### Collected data
## begin

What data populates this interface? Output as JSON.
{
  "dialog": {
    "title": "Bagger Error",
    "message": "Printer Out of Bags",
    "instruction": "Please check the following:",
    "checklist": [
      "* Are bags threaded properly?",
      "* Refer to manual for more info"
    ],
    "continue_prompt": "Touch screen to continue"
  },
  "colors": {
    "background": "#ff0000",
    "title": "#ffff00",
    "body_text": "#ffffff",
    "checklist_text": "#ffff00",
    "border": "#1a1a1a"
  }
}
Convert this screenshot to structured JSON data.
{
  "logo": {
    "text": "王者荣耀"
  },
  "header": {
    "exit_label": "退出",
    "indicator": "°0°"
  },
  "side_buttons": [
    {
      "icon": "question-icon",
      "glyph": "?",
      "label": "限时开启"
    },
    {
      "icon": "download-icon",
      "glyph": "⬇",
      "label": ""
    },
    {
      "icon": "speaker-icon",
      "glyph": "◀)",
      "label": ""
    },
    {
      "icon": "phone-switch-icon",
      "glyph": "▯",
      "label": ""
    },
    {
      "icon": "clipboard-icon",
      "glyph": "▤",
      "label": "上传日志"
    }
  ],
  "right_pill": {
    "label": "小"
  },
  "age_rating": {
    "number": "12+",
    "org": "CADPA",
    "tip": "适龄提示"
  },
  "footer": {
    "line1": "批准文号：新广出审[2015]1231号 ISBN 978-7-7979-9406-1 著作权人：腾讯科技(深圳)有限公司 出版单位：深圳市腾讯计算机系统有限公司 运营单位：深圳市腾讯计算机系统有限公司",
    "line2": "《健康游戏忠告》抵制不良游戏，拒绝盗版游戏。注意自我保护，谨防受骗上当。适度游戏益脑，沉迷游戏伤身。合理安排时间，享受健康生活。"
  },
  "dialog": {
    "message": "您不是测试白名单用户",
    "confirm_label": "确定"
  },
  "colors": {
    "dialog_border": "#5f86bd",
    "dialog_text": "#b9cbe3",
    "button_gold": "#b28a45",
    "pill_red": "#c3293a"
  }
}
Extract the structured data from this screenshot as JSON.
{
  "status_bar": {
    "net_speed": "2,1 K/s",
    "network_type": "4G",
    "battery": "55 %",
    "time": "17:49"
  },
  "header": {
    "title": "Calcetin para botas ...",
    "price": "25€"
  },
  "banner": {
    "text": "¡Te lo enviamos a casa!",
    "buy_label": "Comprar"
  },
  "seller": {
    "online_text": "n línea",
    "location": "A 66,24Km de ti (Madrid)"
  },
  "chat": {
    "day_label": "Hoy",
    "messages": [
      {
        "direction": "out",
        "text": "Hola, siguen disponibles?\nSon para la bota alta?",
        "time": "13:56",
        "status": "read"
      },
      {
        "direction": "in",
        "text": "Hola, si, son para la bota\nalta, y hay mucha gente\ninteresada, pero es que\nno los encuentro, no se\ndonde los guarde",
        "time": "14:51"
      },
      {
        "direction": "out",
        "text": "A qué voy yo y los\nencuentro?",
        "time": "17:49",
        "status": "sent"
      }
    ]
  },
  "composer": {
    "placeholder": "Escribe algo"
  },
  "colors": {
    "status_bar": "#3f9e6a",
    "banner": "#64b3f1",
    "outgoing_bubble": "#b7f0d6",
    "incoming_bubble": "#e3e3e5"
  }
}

## end

### SHORT PROBLEM
Produce an exact copy of the whole listing.

### WRITTEN RESPONSE
What data populates this interface? Output as JSON.
{
  "dialog": {
    "title": "Bagger Error",
    "message": "Printer Out of Bags",
    "instruction": "Please check the following:",
    "checklist": [
      "* Are bags threaded properly?",
      "* Refer to manual for more info"
    ],
    "continue_prompt": "Touch screen to continue"
  },
  "colors": {
    "background": "#ff0000",
    "title": "#ffff00",
    "body_text": "#ffffff",
    "checklist_text": "#ffff00",
    "border": "#1a1a1a"
  }
}
Convert this screenshot to structured JSON data.
{
  "logo": {
    "text": "王者荣耀"
  },
  "header": {
    "exit_label": "退出",
    "indicator": "°0°"
  },
  "side_buttons": [
    {
      "icon": "question-icon",
      "glyph": "?",
      "label": "限时开启"
    },
    {
      "icon": "download-icon",
      "glyph": "⬇",
      "label": ""
    },
    {
      "icon": "speaker-icon",
      "glyph": "◀)",
      "label": ""
    },
    {
      "icon": "phone-switch-icon",
      "glyph": "▯",
      "label": ""
    },
    {
      "icon": "clipboard-icon",
      "glyph": "▤",
      "label": "上传日志"
    }
  ],
  "right_pill": {
    "label": "小"
  },
  "age_rating": {
    "number": "12+",
    "org": "CADPA",
    "tip": "适龄提示"
  },
  "footer": {
    "line1": "批准文号：新广出审[2015]1231号 ISBN 978-7-7979-9406-1 著作权人：腾讯科技(深圳)有限公司 出版单位：深圳市腾讯计算机系统有限公司 运营单位：深圳市腾讯计算机系统有限公司",
    "line2": "《健康游戏忠告》抵制不良游戏，拒绝盗版游戏。注意自我保护，谨防受骗上当。适度游戏益脑，沉迷游戏伤身。合理安排时间，享受健康生活。"
  },
  "dialog": {
    "message": "您不是测试白名单用户",
    "confirm_label": "确定"
  },
  "colors": {
    "dialog_border": "#5f86bd",
    "dialog_text": "#b9cbe3",
    "button_gold": "#b28a45",
    "pill_red": "#c3293a"
  }
}
Extract the structured data from this screenshot as JSON.
{
  "status_bar": {
    "net_speed": "2,1 K/s",
    "network_type": "4G",
    "battery": "55 %",
    "time": "17:49"
  },
  "header": {
    "title": "Calcetin para botas ...",
    "price": "25€"
  },
  "banner": {
    "text": "¡Te lo enviamos a casa!",
    "buy_label": "Comprar"
  },
  "seller": {
    "online_text": "n línea",
    "location": "A 66,24Km de ti (Madrid)"
  },
  "chat": {
    "day_label": "Hoy",
    "messages": [
      {
        "direction": "out",
        "text": "Hola, siguen disponibles?\nSon para la bota alta?",
        "time": "13:56",
        "status": "read"
      },
      {
        "direction": "in",
        "text": "Hola, si, son para la bota\nalta, y hay mucha gente\ninteresada, pero es que\nno los encuentro, no se\ndonde los guarde",
        "time": "14:51"
      },
      {
        "direction": "out",
        "text": "A qué voy yo y los\nencuentro?",
        "time": "17:49",
        "status": "sent"
      }
    ]
  },
  "composer": {
    "placeholder": "Escribe algo"
  },
  "colors": {
    "status_bar": "#3f9e6a",
    "banner": "#64b3f1",
    "outgoing_bubble": "#b7f0d6",
    "incoming_bubble": "#e3e3e5"
  }
}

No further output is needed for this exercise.